:: Sua instrução ::
Reescreva a passagem do texto sobre Marx que vai de "A obra de Marx é" até "objetivo deste texto.", trocando "marxista" por "marxiano".

#### Trecho selecionado

A obra de Marx é uma coisa, o pensamento dele é outra coisa.
Através da sua obra podemos captar seu pensamento. Isso, obviamente, acontece
com todo e qualquer autor que já não se encontra mais entre nós fisicamente.
Estabeleço aqui uma diferença: o pensamento marxista difere
do pensamento de Marx. Pensamento marxista, para o devido fim deste texto, é o
pensamento de outros que decorre ao ler e estudar a obra de Marx. Talvez, ao
analisar o pensamento marxista - e as obras de Marx -, chegue-se ao pensamento
de Marx, mas não é o objetivo deste texto.
Ao ler O Capital de Marx podemos perceber claramente que ele
não trabalha com definições, mas trabalha com “determinações”. Porém, ao mesmo
tempo, em Marx não existe determinismo de espécie alguma, mas “há determinações
históricas”.
Determinação: acréscimo de características ou
especificidades que limitam a extensão de um significado, de um conceito,
inicialmente amplo e impreciso (Houaiss). Então vemos que “determinações”
diferem de “determinismo”.
Abro um parêntese aqui: coloquei uma definição
(significado) de “determinação” para entendimento do texto. Fosse eu desdobrar
o objeto “determinação” em determinações usando o pensamento marxista, o
leitor não saberia do quê estou falando. Fecha parêntese.
"Objeto" aqui é toda e qualquer coisa que se está analisando. Exemplo: capital, um lápis, uma cadeira, liberdade, esperança, etc.
"Objeto" aqui é toda e qualquer coisa que se está analisando. Exemplo: capital, um lápis, uma cadeira, liberdade, esperança, etc.

########
#### Registros de dados

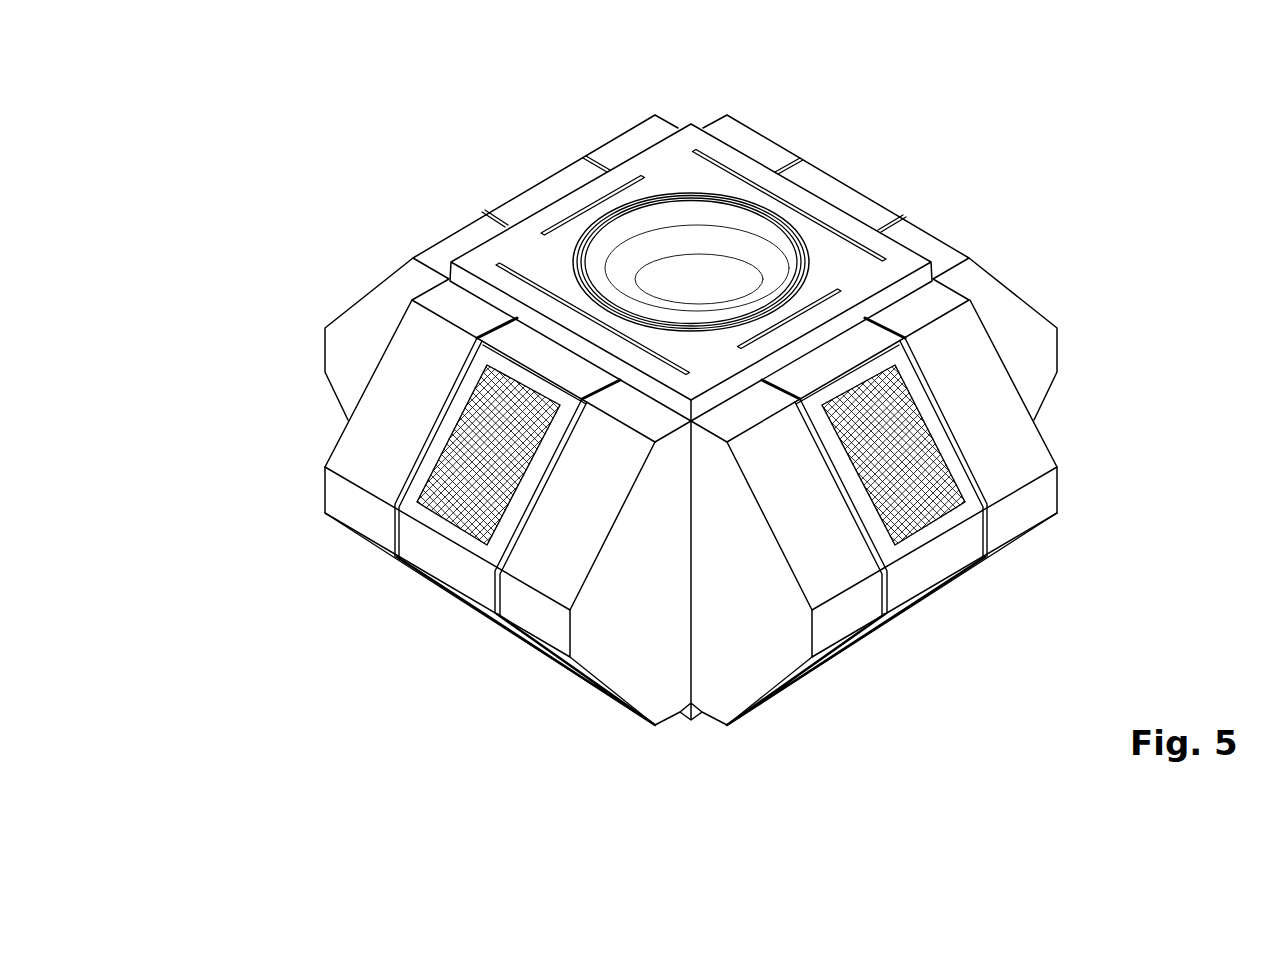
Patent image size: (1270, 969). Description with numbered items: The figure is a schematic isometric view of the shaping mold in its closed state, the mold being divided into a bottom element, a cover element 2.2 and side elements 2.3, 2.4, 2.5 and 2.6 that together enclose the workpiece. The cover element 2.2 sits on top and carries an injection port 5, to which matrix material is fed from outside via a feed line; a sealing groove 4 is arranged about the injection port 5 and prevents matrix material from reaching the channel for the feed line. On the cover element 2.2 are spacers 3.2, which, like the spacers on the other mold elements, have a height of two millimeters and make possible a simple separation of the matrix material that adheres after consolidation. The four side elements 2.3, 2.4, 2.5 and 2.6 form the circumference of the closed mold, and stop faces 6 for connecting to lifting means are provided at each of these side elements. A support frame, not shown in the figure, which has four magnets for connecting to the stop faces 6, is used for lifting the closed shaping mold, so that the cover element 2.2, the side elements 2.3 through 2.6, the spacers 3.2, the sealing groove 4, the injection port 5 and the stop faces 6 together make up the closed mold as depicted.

The cover element 2.2 is at (683, 172).
The side element 2.3 is at (1010, 460).
The side element 2.4 is at (1003, 300).
The side element 2.5 is at (355, 348).
The side element 2.6 is at (373, 478).
The spacer 3.2 is at (852, 238).
The sealing groove 4 is at (735, 195).
The injection port 5 is at (737, 272).
The stop face 6 is at (905, 487).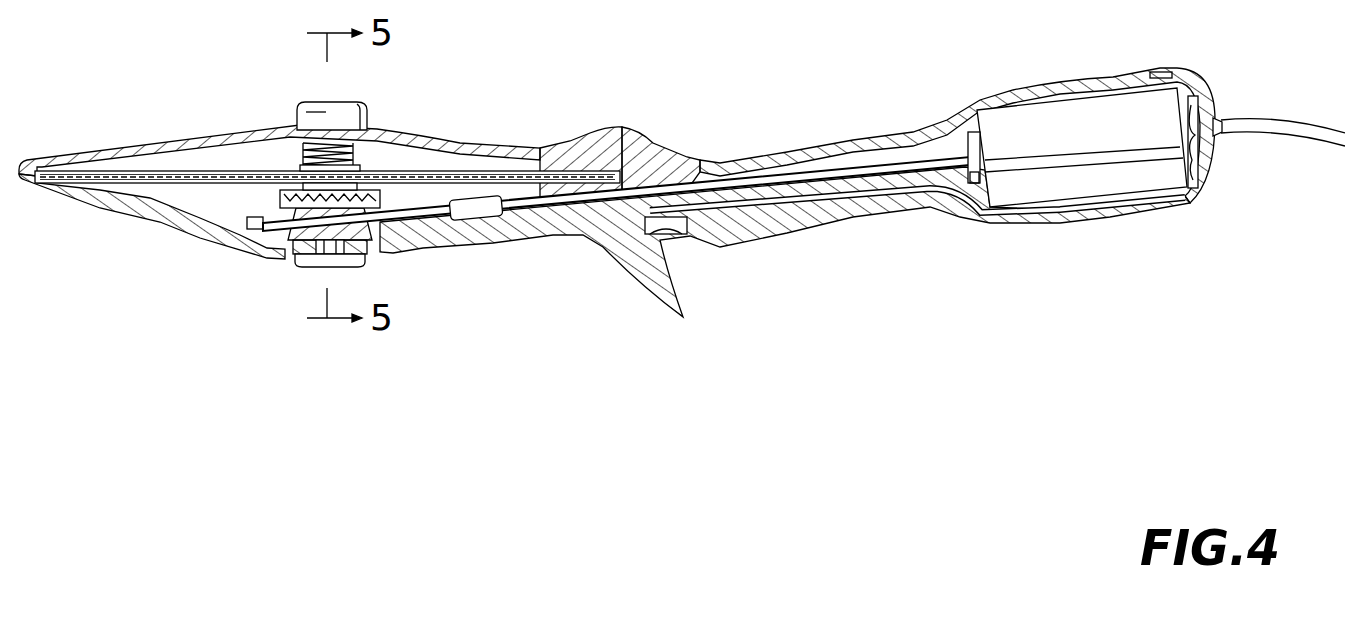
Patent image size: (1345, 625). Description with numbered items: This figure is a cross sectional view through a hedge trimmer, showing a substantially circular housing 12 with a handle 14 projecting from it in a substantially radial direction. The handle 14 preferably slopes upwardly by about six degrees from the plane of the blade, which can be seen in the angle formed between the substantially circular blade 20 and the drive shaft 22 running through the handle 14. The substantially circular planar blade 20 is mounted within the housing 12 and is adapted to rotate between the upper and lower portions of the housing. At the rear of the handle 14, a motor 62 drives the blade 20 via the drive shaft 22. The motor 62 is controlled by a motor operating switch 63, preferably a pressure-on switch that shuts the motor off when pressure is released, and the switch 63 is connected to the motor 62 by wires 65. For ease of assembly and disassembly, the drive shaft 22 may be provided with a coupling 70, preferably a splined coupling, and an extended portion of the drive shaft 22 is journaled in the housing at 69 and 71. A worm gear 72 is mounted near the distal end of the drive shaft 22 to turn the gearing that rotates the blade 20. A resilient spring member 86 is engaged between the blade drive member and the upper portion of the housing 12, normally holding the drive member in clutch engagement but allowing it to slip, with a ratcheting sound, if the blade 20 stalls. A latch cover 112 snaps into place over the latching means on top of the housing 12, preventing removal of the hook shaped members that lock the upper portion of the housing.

The substantially circular housing 12 is at (106, 146).
The handle 14 is at (860, 133).
The substantially circular blade 20 is at (213, 171).
The drive shaft 22 is at (595, 193).
The motor 62 is at (1057, 127).
The motor operating switch 63 is at (663, 237).
The wires 65 is at (850, 197).
The journal location 69 is at (257, 217).
The coupling 70 is at (517, 217).
The journal location 71 is at (410, 200).
The worm gear 72 is at (303, 262).
The resilient spring member 86 is at (357, 157).
The latch cover 112 is at (352, 101).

########

:: Resposta completa ::
A obra de Marx é uma coisa, o pensamento dele é outra coisa.
Através da sua obra podemos captar seu pensamento. Isso, obviamente, acontece
com todo e qualquer autor que já não se encontra mais entre nós fisicamente.
Estabeleço aqui uma diferença: o pensamento marxiano difere
do pensamento de Marx. Pensamento marxiano, para o devido fim deste texto, é o
pensamento de outros que decorre ao ler e estudar a obra de Marx. Talvez, ao
analisar o pensamento marxiano - e as obras de Marx -, chegue-se ao pensamento
de Marx, mas não é o objetivo deste texto.